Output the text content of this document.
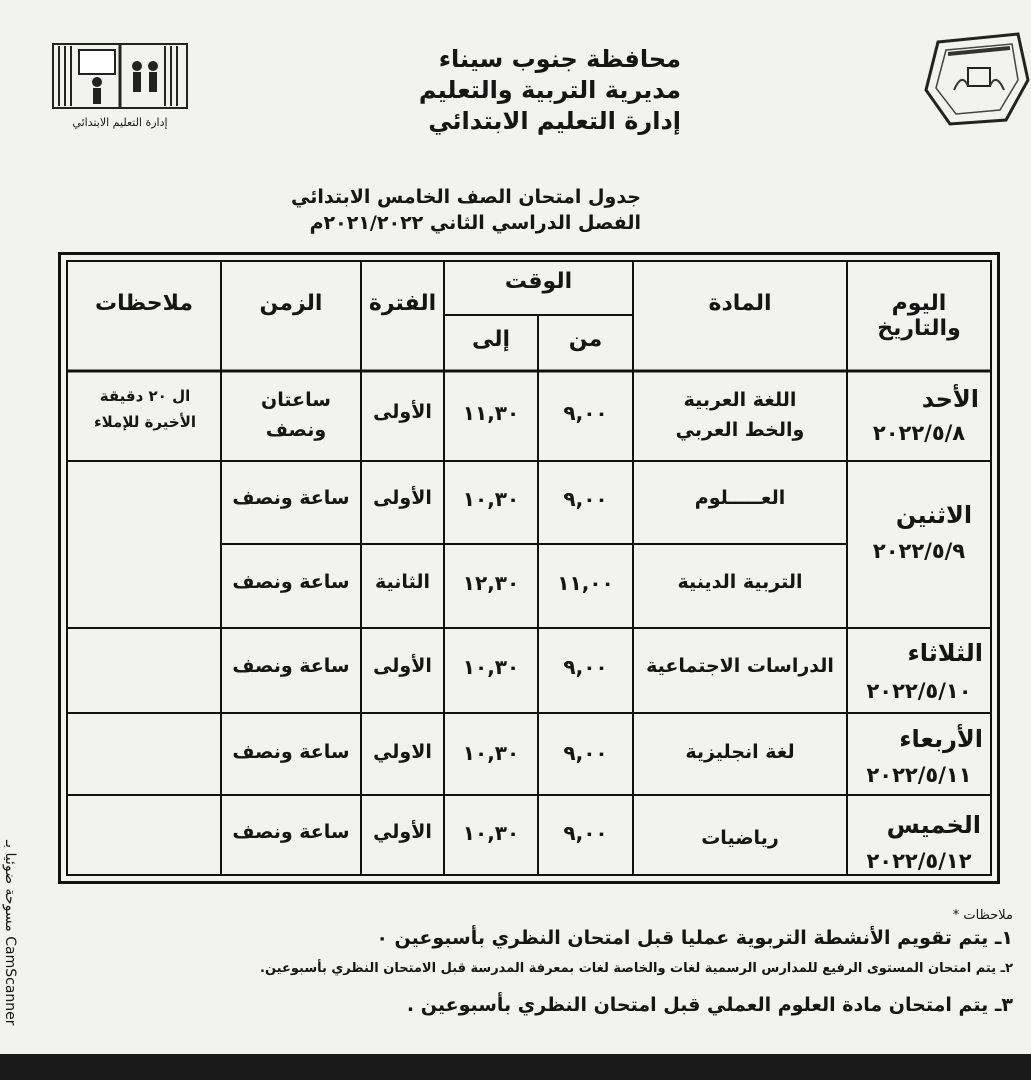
إدارة التعليم الابتدائي
محافظة جنوب سيناء
مديرية التربية والتعليم
إدارة التعليم الابتدائي
جدول امتحان الصف الخامس الابتدائي
الفصل الدراسي الثاني ٢٠٢١/٢٠٢٢م
اليوم والتاريخ
المادة
الوقت
من
إلى
الفترة
الزمن
ملاحظات
الأحد
٢٠٢٢/٥/٨
الاثنين
٢٠٢٢/٥/٩
الثلاثاء
٢٠٢٢/٥/١٠
الأربعاء
٢٠٢٢/٥/١١
الخميس
٢٠٢٢/٥/١٢
اللغة العربية والخط العربي
٩,٠٠
١١,٣٠
الأولى
ساعتان ونصف
ال ٢٠ دقيقة الأخيرة للإملاء
العـــــلوم
٩,٠٠
١٠,٣٠
الأولى
ساعة ونصف
التربية الدينية
١١,٠٠
١٢,٣٠
الثانية
ساعة ونصف
الدراسات الاجتماعية
٩,٠٠
١٠,٣٠
الأولى
ساعة ونصف
لغة انجليزية
٩,٠٠
١٠,٣٠
الاولي
ساعة ونصف
رياضيات
٩,٠٠
١٠,٣٠
الأولي
ساعة ونصف
ملاحظات *
١ـ يتم تقويم الأنشطة التربوية عمليا قبل امتحان النظري بأسبوعين ٠
٢ـ يتم امتحان المستوى الرفيع للمدارس الرسمية لغات والخاصة لغات بمعرفة المدرسة قبل الامتحان النظري بأسبوعين.
٣ـ يتم امتحان مادة العلوم العملي قبل امتحان النظري بأسبوعين .
CamScanner مسوحة ضوئيا بـ
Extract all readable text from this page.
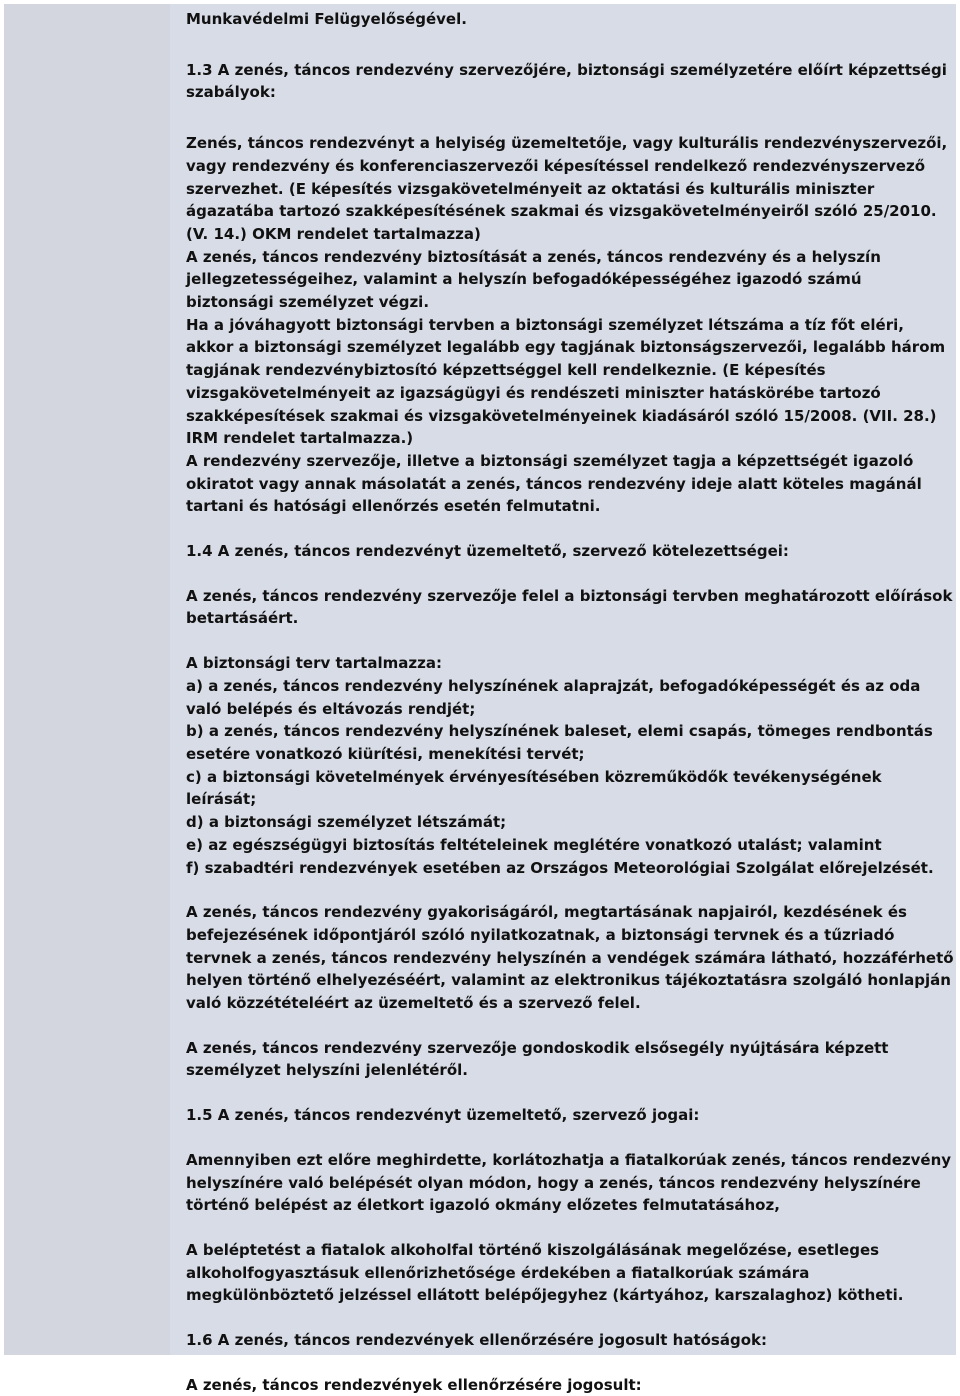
Munkavédelmi Felügyelőségével.

1.3 A zenés, táncos rendezvény szervezőjére, biztonsági személyzetére előírt képzettségi szabályok:

Zenés, táncos rendezvényt a helyiség üzemeltetője, vagy kulturális rendezvényszervezői, vagy rendezvény és konferenciaszervezői képesítéssel rendelkező rendezvényszervező szervezhet. (E képesítés vizsgakövetelményeit az oktatási és kulturális miniszter ágazatába tartozó szakképesítésének szakmai és vizsgakövetelményeiről szóló 25/2010. (V. 14.) OKM rendelet tartalmazza)

A zenés, táncos rendezvény biztosítását a zenés, táncos rendezvény és a helyszín jellegzetességeihez, valamint a helyszín befogadóképességéhez igazodó számú biztonsági személyzet végzi.

Ha a jóváhagyott biztonsági tervben a biztonsági személyzet létszáma a tíz főt eléri, akkor a biztonsági személyzet legalább egy tagjának biztonságszervezői, legalább három tagjának rendezvénybiztosító képzettséggel kell rendelkeznie. (E képesítés vizsgakövetelményeit az igazságügyi és rendészeti miniszter hatáskörébe tartozó szakképesítések szakmai és vizsgakövetelményeinek kiadásáról szóló 15/2008. (VII. 28.) IRM rendelet tartalmazza.)

A rendezvény szervezője, illetve a biztonsági személyzet tagja a képzettségét igazoló okiratot vagy annak másolatát a zenés, táncos rendezvény ideje alatt köteles magánál tartani és hatósági ellenőrzés esetén felmutatni.

1.4 A zenés, táncos rendezvényt üzemeltető, szervező kötelezettségei:

A zenés, táncos rendezvény szervezője felel a biztonsági tervben meghatározott előírások betartásáért.

A biztonsági terv tartalmazza:

a) a zenés, táncos rendezvény helyszínének alaprajzát, befogadóképességét és az oda való belépés és eltávozás rendjét;

b) a zenés, táncos rendezvény helyszínének baleset, elemi csapás, tömeges rendbontás esetére vonatkozó kiürítési, menekítési tervét;

c) a biztonsági követelmények érvényesítésében közreműködők tevékenységének leírását;

d) a biztonsági személyzet létszámát;

e) az egészségügyi biztosítás feltételeinek meglétére vonatkozó utalást; valamint

f) szabadtéri rendezvények esetében az Országos Meteorológiai Szolgálat előrejelzését.

A zenés, táncos rendezvény gyakoriságáról, megtartásának napjairól, kezdésének és befejezésének időpontjáról szóló nyilatkozatnak, a biztonsági tervnek és a tűzriadó tervnek a zenés, táncos rendezvény helyszínén a vendégek számára látható, hozzáférhető helyen történő elhelyezéséért, valamint az elektronikus tájékoztatásra szolgáló honlapján való közzétételéért az üzemeltető és a szervező felel.

A zenés, táncos rendezvény szervezője gondoskodik elsősegély nyújtására képzett személyzet helyszíni jelenlétéről.

1.5 A zenés, táncos rendezvényt üzemeltető, szervező jogai:

Amennyiben ezt előre meghirdette, korlátozhatja a fiatalkorúak zenés, táncos rendezvény helyszínére való belépését olyan módon, hogy a zenés, táncos rendezvény helyszínére történő belépést az életkort igazoló okmány előzetes felmutatásához,

A beléptetést a fiatalok alkoholfal történő kiszolgálásának megelőzése, esetleges alkoholfogyasztásuk ellenőrizhetősége érdekében a fiatalkorúak számára megkülönböztető jelzéssel ellátott belépőjegyhez (kártyához, karszalaghoz) kötheti.

1.6 A zenés, táncos rendezvények ellenőrzésére jogosult hatóságok:

A zenés, táncos rendezvények ellenőrzésére jogosult:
*-*-*
What is asked:
From the records above, pull out each line that has "szervezője".

Correct answer:
A rendezvény szervezője, illetve a biztonsági személyzet tagja a képzettségét igazoló okiratot vagy annak másolatát a zenés, táncos rendezvény ideje alatt köteles magánál tartani és hatósági ellenőrzés esetén felmutatni.
A zenés, táncos rendezvény szervezője felel a biztonsági tervben meghatározott előírások betartásáért.
A zenés, táncos rendezvény szervezője gondoskodik elsősegély nyújtására képzett személyzet helyszíni jelenlétéről.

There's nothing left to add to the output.